> PROBLEM DESCRIPTION: The records that follow need to be output exactly as they are.

[Figure data in JSON]
○ ○ ○ ○ ○

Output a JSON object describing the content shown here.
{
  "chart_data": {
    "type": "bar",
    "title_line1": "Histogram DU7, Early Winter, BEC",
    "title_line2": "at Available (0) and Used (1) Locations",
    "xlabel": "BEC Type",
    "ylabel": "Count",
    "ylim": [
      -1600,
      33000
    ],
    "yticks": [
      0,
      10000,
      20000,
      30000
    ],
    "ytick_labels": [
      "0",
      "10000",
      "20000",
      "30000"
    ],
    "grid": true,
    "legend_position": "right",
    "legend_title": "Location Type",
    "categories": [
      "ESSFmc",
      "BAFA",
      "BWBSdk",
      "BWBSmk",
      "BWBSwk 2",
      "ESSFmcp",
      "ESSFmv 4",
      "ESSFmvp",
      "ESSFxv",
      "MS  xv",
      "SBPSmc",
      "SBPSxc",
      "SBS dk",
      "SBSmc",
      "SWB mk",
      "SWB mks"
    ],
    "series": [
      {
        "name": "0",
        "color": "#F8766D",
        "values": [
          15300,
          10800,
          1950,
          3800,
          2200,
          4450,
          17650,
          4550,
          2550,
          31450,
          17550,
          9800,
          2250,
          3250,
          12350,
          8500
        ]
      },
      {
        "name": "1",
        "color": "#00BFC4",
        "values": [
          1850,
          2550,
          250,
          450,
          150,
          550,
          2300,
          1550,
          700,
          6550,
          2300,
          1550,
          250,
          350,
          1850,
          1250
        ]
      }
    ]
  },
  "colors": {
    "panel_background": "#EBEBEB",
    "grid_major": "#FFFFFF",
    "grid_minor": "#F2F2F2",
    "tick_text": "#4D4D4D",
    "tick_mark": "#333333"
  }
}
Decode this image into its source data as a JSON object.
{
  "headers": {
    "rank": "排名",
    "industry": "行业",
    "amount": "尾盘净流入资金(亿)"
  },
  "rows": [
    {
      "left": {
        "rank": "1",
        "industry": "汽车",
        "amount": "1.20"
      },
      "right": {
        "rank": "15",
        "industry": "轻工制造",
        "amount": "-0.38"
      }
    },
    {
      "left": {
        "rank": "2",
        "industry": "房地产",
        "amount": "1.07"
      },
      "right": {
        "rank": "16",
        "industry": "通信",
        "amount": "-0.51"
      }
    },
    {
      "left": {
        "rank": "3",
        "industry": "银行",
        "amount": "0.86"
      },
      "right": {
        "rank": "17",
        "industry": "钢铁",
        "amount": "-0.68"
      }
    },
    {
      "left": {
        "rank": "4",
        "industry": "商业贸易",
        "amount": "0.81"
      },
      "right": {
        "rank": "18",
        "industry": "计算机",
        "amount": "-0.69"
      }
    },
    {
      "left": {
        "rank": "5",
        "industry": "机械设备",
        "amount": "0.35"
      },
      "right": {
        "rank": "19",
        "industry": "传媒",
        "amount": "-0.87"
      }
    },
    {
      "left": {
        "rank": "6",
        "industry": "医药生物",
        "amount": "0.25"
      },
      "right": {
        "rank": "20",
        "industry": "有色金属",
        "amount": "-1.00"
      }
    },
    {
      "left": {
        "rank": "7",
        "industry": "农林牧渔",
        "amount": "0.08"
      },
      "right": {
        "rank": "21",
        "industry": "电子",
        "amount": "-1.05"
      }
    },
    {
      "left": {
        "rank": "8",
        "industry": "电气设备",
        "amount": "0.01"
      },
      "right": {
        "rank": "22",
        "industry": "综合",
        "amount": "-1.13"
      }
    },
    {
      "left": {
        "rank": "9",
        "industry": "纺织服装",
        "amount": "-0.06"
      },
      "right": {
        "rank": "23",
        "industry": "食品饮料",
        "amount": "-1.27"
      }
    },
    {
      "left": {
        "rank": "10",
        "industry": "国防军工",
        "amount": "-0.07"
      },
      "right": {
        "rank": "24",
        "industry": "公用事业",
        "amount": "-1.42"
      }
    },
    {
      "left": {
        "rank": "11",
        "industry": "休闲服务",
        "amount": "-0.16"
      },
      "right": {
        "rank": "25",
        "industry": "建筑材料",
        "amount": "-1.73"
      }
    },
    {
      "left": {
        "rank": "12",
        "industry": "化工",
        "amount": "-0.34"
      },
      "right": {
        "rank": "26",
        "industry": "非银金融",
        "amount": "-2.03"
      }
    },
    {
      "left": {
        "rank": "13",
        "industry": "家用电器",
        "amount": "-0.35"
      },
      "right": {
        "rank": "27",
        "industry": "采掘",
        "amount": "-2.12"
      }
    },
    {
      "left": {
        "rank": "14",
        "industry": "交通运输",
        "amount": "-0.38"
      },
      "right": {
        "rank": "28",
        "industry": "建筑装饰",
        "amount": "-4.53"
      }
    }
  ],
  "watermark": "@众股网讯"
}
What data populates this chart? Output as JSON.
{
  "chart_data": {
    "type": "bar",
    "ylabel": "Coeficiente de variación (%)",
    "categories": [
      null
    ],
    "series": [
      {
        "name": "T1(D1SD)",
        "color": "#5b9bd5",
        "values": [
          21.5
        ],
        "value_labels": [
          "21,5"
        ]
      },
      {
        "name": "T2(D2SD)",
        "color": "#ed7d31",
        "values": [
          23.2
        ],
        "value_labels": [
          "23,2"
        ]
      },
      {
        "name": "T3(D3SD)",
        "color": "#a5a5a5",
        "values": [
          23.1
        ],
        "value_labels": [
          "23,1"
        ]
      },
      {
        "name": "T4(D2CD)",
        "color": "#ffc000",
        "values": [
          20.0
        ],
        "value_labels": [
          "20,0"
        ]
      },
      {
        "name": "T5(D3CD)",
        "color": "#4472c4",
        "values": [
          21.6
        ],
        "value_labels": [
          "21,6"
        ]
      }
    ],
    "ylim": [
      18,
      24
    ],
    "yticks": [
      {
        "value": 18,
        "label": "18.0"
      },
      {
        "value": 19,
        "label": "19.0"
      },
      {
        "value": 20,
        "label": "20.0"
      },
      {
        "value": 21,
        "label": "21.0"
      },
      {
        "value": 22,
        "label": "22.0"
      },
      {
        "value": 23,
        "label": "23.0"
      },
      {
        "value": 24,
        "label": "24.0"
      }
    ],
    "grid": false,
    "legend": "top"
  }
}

○ ○ ○ ○ ○

> TASK OUTPUT:
Output a JSON object describing the content shown here.
{
  "chart_data": {
    "type": "bar",
    "title_line1": "Histogram DU7, Early Winter, BEC",
    "title_line2": "at Available (0) and Used (1) Locations",
    "xlabel": "BEC Type",
    "ylabel": "Count",
    "ylim": [
      -1600,
      33000
    ],
    "yticks": [
      0,
      10000,
      20000,
      30000
    ],
    "ytick_labels": [
      "0",
      "10000",
      "20000",
      "30000"
    ],
    "grid": true,
    "legend_position": "right",
    "legend_title": "Location Type",
    "categories": [
      "ESSFmc",
      "BAFA",
      "BWBSdk",
      "BWBSmk",
      "BWBSwk 2",
      "ESSFmcp",
      "ESSFmv 4",
      "ESSFmvp",
      "ESSFxv",
      "MS  xv",
      "SBPSmc",
      "SBPSxc",
      "SBS dk",
      "SBSmc",
      "SWB mk",
      "SWB mks"
    ],
    "series": [
      {
        "name": "0",
        "color": "#F8766D",
        "values": [
          15300,
          10800,
          1950,
          3800,
          2200,
          4450,
          17650,
          4550,
          2550,
          31450,
          17550,
          9800,
          2250,
          3250,
          12350,
          8500
        ]
      },
      {
        "name": "1",
        "color": "#00BFC4",
        "values": [
          1850,
          2550,
          250,
          450,
          150,
          550,
          2300,
          1550,
          700,
          6550,
          2300,
          1550,
          250,
          350,
          1850,
          1250
        ]
      }
    ]
  },
  "colors": {
    "panel_background": "#EBEBEB",
    "grid_major": "#FFFFFF",
    "grid_minor": "#F2F2F2",
    "tick_text": "#4D4D4D",
    "tick_mark": "#333333"
  }
}
Decode this image into its source data as a JSON object.
{
  "headers": {
    "rank": "排名",
    "industry": "行业",
    "amount": "尾盘净流入资金(亿)"
  },
  "rows": [
    {
      "left": {
        "rank": "1",
        "industry": "汽车",
        "amount": "1.20"
      },
      "right": {
        "rank": "15",
        "industry": "轻工制造",
        "amount": "-0.38"
      }
    },
    {
      "left": {
        "rank": "2",
        "industry": "房地产",
        "amount": "1.07"
      },
      "right": {
        "rank": "16",
        "industry": "通信",
        "amount": "-0.51"
      }
    },
    {
      "left": {
        "rank": "3",
        "industry": "银行",
        "amount": "0.86"
      },
      "right": {
        "rank": "17",
        "industry": "钢铁",
        "amount": "-0.68"
      }
    },
    {
      "left": {
        "rank": "4",
        "industry": "商业贸易",
        "amount": "0.81"
      },
      "right": {
        "rank": "18",
        "industry": "计算机",
        "amount": "-0.69"
      }
    },
    {
      "left": {
        "rank": "5",
        "industry": "机械设备",
        "amount": "0.35"
      },
      "right": {
        "rank": "19",
        "industry": "传媒",
        "amount": "-0.87"
      }
    },
    {
      "left": {
        "rank": "6",
        "industry": "医药生物",
        "amount": "0.25"
      },
      "right": {
        "rank": "20",
        "industry": "有色金属",
        "amount": "-1.00"
      }
    },
    {
      "left": {
        "rank": "7",
        "industry": "农林牧渔",
        "amount": "0.08"
      },
      "right": {
        "rank": "21",
        "industry": "电子",
        "amount": "-1.05"
      }
    },
    {
      "left": {
        "rank": "8",
        "industry": "电气设备",
        "amount": "0.01"
      },
      "right": {
        "rank": "22",
        "industry": "综合",
        "amount": "-1.13"
      }
    },
    {
      "left": {
        "rank": "9",
        "industry": "纺织服装",
        "amount": "-0.06"
      },
      "right": {
        "rank": "23",
        "industry": "食品饮料",
        "amount": "-1.27"
      }
    },
    {
      "left": {
        "rank": "10",
        "industry": "国防军工",
        "amount": "-0.07"
      },
      "right": {
        "rank": "24",
        "industry": "公用事业",
        "amount": "-1.42"
      }
    },
    {
      "left": {
        "rank": "11",
        "industry": "休闲服务",
        "amount": "-0.16"
      },
      "right": {
        "rank": "25",
        "industry": "建筑材料",
        "amount": "-1.73"
      }
    },
    {
      "left": {
        "rank": "12",
        "industry": "化工",
        "amount": "-0.34"
      },
      "right": {
        "rank": "26",
        "industry": "非银金融",
        "amount": "-2.03"
      }
    },
    {
      "left": {
        "rank": "13",
        "industry": "家用电器",
        "amount": "-0.35"
      },
      "right": {
        "rank": "27",
        "industry": "采掘",
        "amount": "-2.12"
      }
    },
    {
      "left": {
        "rank": "14",
        "industry": "交通运输",
        "amount": "-0.38"
      },
      "right": {
        "rank": "28",
        "industry": "建筑装饰",
        "amount": "-4.53"
      }
    }
  ],
  "watermark": "@众股网讯"
}
What data populates this chart? Output as JSON.
{
  "chart_data": {
    "type": "bar",
    "ylabel": "Coeficiente de variación (%)",
    "categories": [
      null
    ],
    "series": [
      {
        "name": "T1(D1SD)",
        "color": "#5b9bd5",
        "values": [
          21.5
        ],
        "value_labels": [
          "21,5"
        ]
      },
      {
        "name": "T2(D2SD)",
        "color": "#ed7d31",
        "values": [
          23.2
        ],
        "value_labels": [
          "23,2"
        ]
      },
      {
        "name": "T3(D3SD)",
        "color": "#a5a5a5",
        "values": [
          23.1
        ],
        "value_labels": [
          "23,1"
        ]
      },
      {
        "name": "T4(D2CD)",
        "color": "#ffc000",
        "values": [
          20.0
        ],
        "value_labels": [
          "20,0"
        ]
      },
      {
        "name": "T5(D3CD)",
        "color": "#4472c4",
        "values": [
          21.6
        ],
        "value_labels": [
          "21,6"
        ]
      }
    ],
    "ylim": [
      18,
      24
    ],
    "yticks": [
      {
        "value": 18,
        "label": "18.0"
      },
      {
        "value": 19,
        "label": "19.0"
      },
      {
        "value": 20,
        "label": "20.0"
      },
      {
        "value": 21,
        "label": "21.0"
      },
      {
        "value": 22,
        "label": "22.0"
      },
      {
        "value": 23,
        "label": "23.0"
      },
      {
        "value": 24,
        "label": "24.0"
      }
    ],
    "grid": false,
    "legend": "top"
  }
}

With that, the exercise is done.